Your answer is a single number: how many lines hold the word "name"?

Figure content listings
— Start —

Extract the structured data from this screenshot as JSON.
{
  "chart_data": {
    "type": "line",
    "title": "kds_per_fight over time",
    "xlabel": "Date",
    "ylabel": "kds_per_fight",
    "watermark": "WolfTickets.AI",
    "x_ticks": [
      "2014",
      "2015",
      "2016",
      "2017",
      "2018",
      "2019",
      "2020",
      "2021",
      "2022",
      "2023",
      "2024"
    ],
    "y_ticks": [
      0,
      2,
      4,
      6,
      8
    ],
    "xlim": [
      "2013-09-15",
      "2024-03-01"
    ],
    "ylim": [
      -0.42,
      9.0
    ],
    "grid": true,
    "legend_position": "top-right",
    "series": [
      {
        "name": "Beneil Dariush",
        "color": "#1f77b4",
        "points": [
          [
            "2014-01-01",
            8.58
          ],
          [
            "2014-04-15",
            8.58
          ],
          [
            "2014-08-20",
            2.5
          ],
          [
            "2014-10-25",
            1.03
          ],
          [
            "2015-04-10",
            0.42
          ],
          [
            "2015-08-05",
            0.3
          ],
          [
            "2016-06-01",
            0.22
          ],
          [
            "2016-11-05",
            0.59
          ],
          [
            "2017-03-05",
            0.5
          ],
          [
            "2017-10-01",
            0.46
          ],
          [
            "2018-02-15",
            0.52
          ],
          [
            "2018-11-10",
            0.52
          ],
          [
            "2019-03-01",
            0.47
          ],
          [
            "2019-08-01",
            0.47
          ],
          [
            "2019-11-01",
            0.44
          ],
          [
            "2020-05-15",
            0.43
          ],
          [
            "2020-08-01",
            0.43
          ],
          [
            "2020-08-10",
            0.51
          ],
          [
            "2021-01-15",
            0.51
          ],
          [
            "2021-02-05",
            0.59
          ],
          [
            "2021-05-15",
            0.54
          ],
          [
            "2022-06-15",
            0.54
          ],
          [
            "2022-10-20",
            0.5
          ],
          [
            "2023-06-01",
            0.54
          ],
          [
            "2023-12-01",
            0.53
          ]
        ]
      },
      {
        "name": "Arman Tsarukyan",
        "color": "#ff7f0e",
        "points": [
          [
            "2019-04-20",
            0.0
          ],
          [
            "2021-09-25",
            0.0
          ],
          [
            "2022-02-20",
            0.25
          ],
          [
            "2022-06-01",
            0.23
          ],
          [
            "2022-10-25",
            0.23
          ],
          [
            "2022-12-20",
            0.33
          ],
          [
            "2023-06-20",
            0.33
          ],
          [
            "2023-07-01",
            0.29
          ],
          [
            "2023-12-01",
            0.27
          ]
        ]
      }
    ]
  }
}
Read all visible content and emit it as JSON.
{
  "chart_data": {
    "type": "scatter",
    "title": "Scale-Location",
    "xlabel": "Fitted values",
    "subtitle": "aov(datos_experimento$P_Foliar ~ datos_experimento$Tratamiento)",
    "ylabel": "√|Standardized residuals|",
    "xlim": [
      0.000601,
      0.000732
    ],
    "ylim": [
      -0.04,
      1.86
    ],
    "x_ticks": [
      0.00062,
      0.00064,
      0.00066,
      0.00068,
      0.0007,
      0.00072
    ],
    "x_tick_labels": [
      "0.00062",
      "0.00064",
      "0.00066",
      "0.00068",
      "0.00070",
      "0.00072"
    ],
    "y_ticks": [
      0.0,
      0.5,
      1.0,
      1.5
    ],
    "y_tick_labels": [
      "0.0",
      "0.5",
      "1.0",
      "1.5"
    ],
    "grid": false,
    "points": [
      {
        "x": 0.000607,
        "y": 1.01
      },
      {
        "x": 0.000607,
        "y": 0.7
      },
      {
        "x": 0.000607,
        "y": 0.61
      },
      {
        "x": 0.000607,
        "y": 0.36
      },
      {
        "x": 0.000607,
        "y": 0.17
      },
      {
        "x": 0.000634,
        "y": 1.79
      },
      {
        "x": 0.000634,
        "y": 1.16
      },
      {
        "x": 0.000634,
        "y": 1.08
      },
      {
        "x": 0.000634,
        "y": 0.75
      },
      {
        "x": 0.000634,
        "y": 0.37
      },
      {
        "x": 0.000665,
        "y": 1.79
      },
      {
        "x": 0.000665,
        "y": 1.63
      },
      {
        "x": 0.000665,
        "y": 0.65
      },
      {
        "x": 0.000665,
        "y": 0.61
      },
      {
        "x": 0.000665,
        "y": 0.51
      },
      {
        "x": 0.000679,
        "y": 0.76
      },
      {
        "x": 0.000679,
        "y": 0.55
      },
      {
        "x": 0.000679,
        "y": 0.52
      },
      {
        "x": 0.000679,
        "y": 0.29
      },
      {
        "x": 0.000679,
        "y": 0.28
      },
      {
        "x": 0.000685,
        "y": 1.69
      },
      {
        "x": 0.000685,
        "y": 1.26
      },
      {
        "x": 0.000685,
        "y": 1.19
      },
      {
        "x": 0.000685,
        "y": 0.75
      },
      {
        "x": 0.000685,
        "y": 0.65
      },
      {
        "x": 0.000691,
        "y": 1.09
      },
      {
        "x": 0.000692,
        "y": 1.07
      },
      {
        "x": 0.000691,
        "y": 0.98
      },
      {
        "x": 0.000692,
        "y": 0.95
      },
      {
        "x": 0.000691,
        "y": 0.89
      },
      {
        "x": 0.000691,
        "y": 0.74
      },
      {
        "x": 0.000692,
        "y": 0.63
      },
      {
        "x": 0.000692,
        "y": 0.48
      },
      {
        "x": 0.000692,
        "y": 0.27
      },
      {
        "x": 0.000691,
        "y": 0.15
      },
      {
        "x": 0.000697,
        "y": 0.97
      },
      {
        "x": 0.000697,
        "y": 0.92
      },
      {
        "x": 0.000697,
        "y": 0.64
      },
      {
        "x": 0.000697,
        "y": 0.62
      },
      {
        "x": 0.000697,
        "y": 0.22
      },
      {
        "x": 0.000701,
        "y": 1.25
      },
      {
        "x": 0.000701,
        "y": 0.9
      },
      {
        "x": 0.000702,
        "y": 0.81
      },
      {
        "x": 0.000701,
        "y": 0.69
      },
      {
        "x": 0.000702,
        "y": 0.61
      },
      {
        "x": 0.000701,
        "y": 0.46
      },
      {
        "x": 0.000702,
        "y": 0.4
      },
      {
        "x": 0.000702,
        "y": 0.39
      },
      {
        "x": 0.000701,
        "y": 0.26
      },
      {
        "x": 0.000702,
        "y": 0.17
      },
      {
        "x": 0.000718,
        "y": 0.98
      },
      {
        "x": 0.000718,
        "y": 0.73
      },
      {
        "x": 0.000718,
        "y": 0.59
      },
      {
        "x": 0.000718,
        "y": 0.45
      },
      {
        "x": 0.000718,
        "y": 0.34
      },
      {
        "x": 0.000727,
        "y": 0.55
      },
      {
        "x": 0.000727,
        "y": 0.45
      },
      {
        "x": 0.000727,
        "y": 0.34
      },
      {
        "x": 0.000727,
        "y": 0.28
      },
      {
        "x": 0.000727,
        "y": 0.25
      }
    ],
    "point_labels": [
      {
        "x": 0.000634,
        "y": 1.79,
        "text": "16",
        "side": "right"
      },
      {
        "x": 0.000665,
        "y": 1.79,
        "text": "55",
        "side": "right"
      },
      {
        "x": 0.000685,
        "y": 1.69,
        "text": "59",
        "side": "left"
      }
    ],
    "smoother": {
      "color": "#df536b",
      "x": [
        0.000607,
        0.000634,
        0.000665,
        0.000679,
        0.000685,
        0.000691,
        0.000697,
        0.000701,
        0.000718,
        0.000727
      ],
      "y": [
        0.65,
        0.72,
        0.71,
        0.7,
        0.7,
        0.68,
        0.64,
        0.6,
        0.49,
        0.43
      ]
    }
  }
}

— End —

EXERCISE ANSWER - 2